▶ _Written instruction_: State the count of lines below in which the word "this" appears, and add nothing.

▶ _Working data_:
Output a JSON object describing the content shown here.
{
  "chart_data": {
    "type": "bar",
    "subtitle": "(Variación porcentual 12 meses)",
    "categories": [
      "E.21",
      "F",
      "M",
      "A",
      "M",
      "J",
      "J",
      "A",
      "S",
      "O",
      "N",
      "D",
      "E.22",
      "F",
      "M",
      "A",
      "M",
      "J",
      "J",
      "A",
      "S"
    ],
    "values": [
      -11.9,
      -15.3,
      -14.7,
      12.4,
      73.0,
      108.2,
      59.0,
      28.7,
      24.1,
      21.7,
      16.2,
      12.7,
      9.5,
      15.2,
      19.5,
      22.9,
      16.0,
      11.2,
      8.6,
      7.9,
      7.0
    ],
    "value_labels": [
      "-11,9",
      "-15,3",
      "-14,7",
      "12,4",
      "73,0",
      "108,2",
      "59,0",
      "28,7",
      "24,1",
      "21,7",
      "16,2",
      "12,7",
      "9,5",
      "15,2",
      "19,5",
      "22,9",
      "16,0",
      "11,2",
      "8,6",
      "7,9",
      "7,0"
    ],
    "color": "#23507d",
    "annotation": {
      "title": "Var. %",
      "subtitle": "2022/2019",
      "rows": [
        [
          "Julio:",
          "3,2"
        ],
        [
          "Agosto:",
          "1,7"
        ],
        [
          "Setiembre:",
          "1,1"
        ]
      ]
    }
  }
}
* * *
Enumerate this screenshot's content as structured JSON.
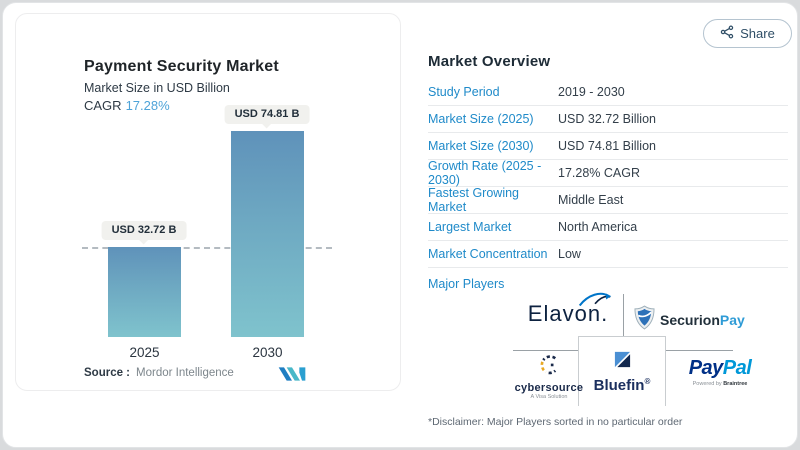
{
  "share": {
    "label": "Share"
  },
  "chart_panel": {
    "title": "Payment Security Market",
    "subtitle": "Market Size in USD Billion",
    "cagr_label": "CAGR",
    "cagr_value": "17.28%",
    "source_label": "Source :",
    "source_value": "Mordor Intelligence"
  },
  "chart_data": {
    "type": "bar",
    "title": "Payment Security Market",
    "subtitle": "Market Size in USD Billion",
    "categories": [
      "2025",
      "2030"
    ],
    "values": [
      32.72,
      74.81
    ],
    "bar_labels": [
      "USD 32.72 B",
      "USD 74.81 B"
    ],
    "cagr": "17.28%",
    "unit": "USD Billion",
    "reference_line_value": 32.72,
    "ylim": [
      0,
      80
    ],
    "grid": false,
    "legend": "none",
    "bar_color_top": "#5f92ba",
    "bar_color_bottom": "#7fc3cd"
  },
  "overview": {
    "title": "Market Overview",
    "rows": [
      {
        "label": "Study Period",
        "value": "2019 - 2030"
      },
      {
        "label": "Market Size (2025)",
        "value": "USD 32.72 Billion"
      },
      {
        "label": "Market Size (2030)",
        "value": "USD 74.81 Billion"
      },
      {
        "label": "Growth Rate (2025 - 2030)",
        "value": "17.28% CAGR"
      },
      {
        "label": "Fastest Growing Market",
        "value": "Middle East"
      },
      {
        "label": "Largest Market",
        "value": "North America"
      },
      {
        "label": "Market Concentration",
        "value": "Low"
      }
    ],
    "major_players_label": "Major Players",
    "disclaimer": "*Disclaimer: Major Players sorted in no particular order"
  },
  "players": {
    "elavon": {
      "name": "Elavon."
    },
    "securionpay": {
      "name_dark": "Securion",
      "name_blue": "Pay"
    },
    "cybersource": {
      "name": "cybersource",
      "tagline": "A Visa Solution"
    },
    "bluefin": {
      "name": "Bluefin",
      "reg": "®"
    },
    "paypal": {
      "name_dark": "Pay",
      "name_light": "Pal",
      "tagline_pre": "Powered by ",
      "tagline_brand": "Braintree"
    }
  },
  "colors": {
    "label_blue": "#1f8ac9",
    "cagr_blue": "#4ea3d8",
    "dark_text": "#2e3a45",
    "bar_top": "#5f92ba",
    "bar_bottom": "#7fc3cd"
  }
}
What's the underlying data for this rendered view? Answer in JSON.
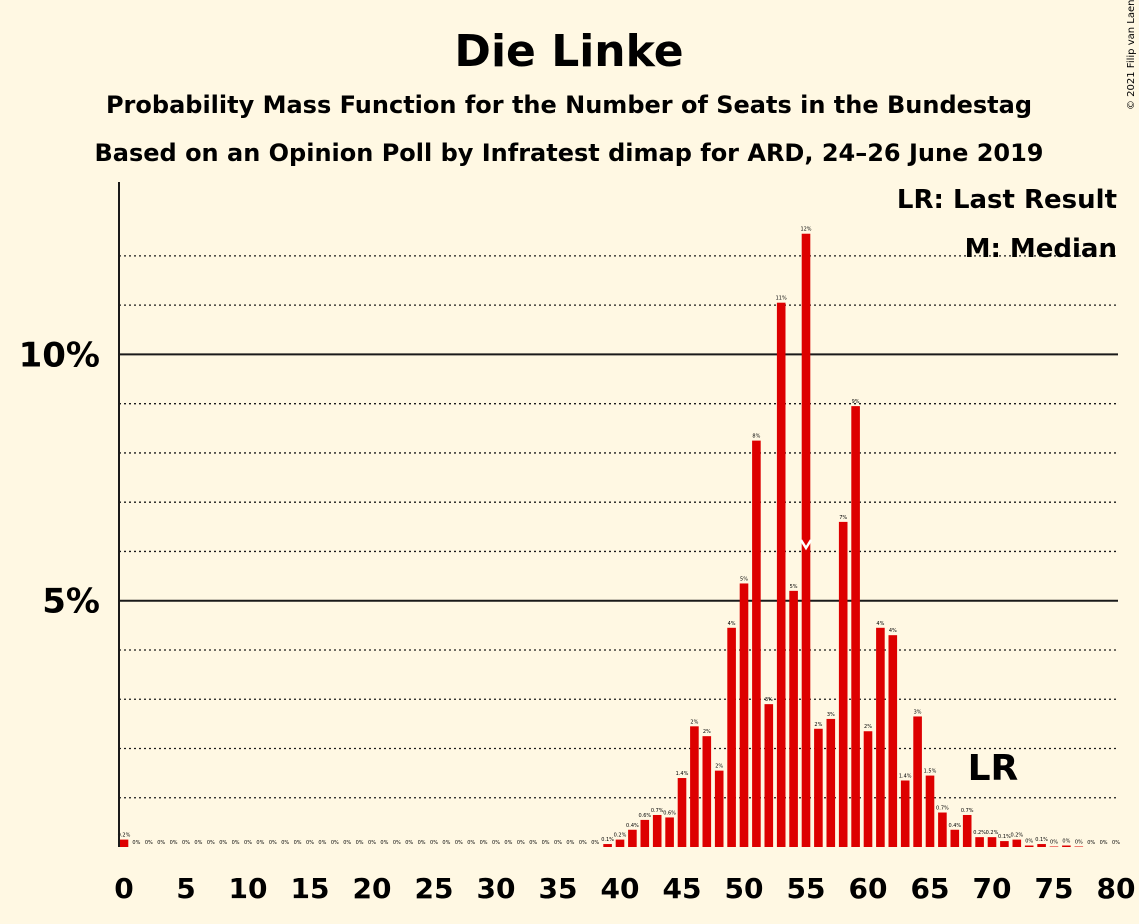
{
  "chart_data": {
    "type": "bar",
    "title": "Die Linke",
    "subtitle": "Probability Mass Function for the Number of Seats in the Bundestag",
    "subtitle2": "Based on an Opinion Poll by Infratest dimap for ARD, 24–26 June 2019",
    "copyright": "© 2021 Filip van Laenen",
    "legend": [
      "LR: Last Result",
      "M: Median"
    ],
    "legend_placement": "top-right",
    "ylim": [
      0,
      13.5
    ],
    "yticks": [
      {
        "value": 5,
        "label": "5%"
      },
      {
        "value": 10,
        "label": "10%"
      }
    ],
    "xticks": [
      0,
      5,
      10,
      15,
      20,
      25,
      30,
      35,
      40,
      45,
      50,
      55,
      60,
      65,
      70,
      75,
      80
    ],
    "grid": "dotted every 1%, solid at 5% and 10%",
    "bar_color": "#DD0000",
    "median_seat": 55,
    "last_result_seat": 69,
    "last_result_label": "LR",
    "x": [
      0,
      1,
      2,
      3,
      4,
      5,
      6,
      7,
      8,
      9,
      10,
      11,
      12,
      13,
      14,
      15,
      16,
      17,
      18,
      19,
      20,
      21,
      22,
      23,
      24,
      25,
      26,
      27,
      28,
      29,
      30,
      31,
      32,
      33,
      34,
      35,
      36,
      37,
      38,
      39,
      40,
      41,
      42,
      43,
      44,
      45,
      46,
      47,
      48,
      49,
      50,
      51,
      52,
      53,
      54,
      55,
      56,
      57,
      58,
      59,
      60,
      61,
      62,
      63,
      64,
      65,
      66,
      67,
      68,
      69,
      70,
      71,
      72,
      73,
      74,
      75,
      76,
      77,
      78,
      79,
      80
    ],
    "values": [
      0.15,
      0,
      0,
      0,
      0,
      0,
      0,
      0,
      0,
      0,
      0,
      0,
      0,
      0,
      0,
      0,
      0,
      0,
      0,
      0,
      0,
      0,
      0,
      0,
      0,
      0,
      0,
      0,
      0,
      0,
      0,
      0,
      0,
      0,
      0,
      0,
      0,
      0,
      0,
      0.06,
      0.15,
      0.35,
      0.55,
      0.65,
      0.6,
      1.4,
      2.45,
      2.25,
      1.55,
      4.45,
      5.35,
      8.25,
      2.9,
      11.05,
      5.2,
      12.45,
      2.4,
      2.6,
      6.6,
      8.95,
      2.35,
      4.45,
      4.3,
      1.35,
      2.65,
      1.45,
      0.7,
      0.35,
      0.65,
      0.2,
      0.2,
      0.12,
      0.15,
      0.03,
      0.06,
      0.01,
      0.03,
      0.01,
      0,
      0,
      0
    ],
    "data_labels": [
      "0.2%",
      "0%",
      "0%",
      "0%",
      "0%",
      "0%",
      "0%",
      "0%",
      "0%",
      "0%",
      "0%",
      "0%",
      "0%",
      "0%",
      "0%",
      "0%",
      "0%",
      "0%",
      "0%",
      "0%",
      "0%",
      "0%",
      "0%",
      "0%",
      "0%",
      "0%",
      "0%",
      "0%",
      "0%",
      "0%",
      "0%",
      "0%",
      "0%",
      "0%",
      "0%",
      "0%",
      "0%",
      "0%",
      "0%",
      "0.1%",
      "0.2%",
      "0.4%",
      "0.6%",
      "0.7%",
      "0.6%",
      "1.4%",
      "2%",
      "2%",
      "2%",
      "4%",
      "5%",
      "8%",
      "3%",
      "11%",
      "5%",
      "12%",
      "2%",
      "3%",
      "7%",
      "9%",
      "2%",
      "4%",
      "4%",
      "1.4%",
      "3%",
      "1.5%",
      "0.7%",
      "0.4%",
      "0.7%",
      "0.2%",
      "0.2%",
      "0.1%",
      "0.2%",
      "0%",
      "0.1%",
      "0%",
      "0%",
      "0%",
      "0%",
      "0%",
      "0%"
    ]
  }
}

▶ _Exercise answer_: 2